• Stated goal:
Write out the data below again, substituting "percent-label" for every occurrence of "value-label" and keeping all other text the same.

--- start Material supplied ---

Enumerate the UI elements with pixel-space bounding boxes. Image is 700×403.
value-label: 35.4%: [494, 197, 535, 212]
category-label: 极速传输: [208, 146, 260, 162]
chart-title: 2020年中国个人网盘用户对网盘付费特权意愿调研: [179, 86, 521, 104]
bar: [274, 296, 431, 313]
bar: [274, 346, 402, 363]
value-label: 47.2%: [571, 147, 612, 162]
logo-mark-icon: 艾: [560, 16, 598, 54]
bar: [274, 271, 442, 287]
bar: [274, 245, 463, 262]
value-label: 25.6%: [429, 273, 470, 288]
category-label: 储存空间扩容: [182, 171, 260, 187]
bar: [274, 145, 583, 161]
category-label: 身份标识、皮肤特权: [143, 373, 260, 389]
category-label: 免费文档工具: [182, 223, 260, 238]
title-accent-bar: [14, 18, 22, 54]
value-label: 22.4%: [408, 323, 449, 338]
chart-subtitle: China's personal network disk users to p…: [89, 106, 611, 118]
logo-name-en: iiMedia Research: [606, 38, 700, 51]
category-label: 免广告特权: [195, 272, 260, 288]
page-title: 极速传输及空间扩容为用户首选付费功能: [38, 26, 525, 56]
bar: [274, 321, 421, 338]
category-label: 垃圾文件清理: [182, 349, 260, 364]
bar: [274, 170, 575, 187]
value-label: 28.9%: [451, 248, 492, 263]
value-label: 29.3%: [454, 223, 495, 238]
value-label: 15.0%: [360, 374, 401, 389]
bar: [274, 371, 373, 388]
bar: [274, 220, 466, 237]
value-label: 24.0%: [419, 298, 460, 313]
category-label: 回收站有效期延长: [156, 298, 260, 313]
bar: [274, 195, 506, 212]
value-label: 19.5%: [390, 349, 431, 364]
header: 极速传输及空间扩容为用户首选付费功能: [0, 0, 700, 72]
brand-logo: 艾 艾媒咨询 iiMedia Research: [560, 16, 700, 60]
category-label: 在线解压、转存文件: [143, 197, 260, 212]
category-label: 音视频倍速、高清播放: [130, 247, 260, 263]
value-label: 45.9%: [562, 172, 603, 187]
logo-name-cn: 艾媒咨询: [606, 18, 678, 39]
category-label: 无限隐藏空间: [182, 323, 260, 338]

--- end Material supplied ---

• Correct answer:
Enumerate the UI elements with pixel-space bounding boxes. Image is 700×403.
percent-label: 35.4%: [494, 197, 535, 212]
category-label: 极速传输: [208, 146, 260, 162]
chart-title: 2020年中国个人网盘用户对网盘付费特权意愿调研: [179, 86, 521, 104]
bar: [274, 296, 431, 313]
bar: [274, 346, 402, 363]
percent-label: 47.2%: [571, 147, 612, 162]
logo-mark-icon: 艾: [560, 16, 598, 54]
bar: [274, 271, 442, 287]
bar: [274, 245, 463, 262]
percent-label: 25.6%: [429, 273, 470, 288]
category-label: 储存空间扩容: [182, 171, 260, 187]
bar: [274, 145, 583, 161]
category-label: 身份标识、皮肤特权: [143, 373, 260, 389]
category-label: 免费文档工具: [182, 223, 260, 238]
title-accent-bar: [14, 18, 22, 54]
percent-label: 22.4%: [408, 323, 449, 338]
chart-subtitle: China's personal network disk users to p…: [89, 106, 611, 118]
logo-name-en: iiMedia Research: [606, 38, 700, 51]
category-label: 免广告特权: [195, 272, 260, 288]
page-title: 极速传输及空间扩容为用户首选付费功能: [38, 26, 525, 56]
bar: [274, 321, 421, 338]
category-label: 垃圾文件清理: [182, 349, 260, 364]
bar: [274, 170, 575, 187]
percent-label: 28.9%: [451, 248, 492, 263]
percent-label: 29.3%: [454, 223, 495, 238]
percent-label: 15.0%: [360, 374, 401, 389]
bar: [274, 371, 373, 388]
bar: [274, 220, 466, 237]
percent-label: 24.0%: [419, 298, 460, 313]
category-label: 回收站有效期延长: [156, 298, 260, 313]
bar: [274, 195, 506, 212]
percent-label: 19.5%: [390, 349, 431, 364]
header: 极速传输及空间扩容为用户首选付费功能: [0, 0, 700, 72]
brand-logo: 艾 艾媒咨询 iiMedia Research: [560, 16, 700, 60]
category-label: 在线解压、转存文件: [143, 197, 260, 212]
category-label: 音视频倍速、高清播放: [130, 247, 260, 263]
percent-label: 45.9%: [562, 172, 603, 187]
logo-name-cn: 艾媒咨询: [606, 18, 678, 39]
category-label: 无限隐藏空间: [182, 323, 260, 338]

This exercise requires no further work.